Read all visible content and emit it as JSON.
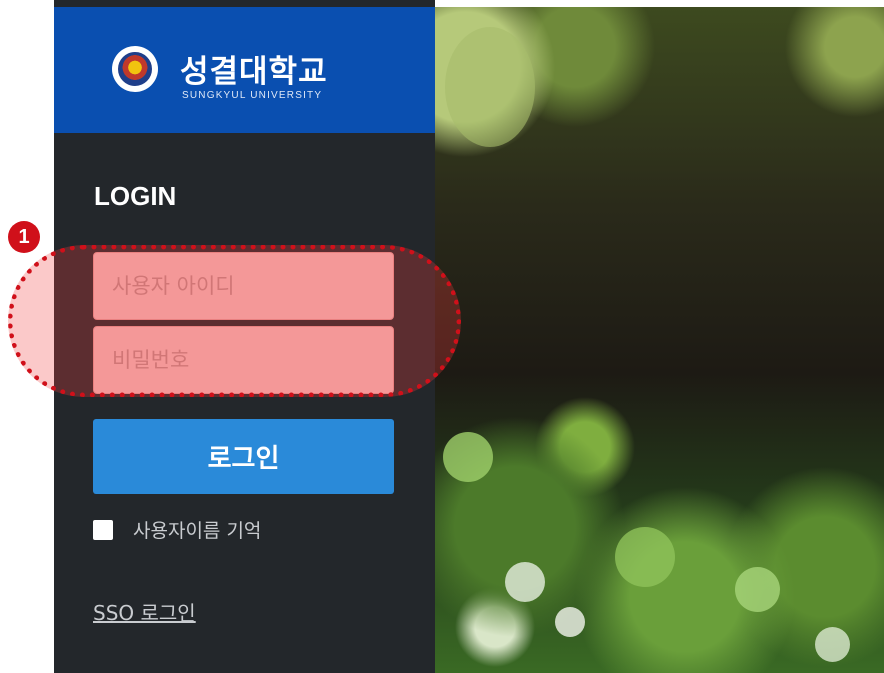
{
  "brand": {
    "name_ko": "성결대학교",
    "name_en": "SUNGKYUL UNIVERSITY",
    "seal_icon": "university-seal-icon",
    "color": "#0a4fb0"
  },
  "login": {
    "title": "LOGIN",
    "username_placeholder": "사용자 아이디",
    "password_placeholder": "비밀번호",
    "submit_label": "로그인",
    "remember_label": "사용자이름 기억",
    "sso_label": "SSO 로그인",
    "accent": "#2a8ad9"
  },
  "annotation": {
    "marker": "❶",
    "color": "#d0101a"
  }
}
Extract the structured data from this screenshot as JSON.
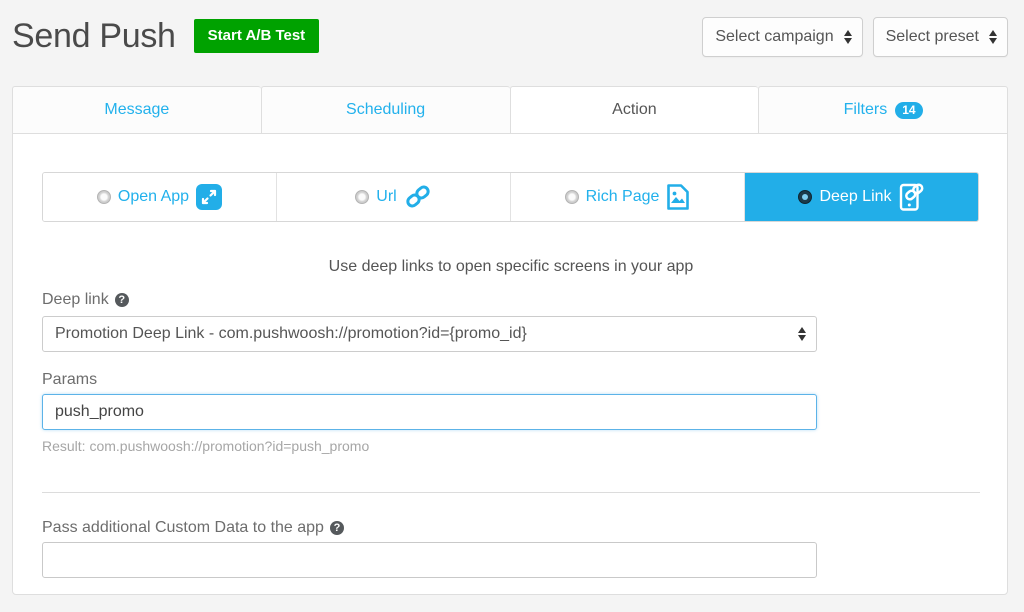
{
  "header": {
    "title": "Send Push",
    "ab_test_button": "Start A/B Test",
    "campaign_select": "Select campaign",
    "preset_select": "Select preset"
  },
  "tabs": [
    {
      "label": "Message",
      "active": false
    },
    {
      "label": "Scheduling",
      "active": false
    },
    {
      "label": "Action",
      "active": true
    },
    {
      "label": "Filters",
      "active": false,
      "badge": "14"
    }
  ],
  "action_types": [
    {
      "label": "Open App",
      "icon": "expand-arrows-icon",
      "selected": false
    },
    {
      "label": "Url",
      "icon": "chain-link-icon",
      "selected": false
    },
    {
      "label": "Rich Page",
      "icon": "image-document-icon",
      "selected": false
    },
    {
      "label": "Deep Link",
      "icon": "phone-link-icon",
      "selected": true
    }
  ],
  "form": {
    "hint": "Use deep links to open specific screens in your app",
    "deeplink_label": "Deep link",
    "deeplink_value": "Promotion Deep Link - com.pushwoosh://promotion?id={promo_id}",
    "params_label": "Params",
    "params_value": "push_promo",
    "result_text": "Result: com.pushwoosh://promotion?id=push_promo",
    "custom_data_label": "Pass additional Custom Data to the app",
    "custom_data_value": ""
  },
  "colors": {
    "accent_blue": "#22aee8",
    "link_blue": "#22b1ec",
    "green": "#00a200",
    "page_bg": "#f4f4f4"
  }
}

--

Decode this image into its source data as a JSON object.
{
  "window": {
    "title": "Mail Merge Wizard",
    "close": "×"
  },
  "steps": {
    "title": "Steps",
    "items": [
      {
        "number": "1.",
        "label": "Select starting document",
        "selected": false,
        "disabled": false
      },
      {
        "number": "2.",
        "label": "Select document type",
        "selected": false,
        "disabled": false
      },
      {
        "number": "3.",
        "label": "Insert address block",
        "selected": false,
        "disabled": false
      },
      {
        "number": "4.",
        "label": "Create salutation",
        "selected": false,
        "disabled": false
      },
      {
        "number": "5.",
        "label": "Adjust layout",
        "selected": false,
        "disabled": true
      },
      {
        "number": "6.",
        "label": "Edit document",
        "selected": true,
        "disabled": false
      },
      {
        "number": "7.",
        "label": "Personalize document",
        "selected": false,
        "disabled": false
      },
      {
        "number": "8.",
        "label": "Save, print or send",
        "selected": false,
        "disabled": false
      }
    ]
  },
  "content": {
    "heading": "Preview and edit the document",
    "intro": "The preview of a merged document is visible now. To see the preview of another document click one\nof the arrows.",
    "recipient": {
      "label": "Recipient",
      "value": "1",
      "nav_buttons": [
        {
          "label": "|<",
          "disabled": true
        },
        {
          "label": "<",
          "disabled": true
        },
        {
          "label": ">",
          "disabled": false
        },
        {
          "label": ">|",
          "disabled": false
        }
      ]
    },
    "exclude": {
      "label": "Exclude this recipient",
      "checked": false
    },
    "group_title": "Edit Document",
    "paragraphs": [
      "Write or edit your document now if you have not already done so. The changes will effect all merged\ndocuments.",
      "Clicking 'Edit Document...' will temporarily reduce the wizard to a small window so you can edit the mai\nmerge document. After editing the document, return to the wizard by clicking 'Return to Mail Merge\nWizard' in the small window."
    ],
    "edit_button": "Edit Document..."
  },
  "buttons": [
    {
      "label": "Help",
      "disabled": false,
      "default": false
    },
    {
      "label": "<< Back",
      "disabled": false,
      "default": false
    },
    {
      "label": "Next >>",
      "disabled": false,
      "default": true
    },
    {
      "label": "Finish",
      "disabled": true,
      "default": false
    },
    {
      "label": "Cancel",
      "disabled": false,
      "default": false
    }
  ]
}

* **Aim**: In the material above, find the lines that contain "will" and show them.

* **Expected output**:
      "Write or edit your document now if you have not already done so. The changes will effect all merged\ndocuments.",
      "Clicking 'Edit Document...' will temporarily reduce the wizard to a small window so you can edit the mai\nmerge document. After editing the document, return to the wizard by clicking 'Return to Mail Merge\nWizard' in the small window."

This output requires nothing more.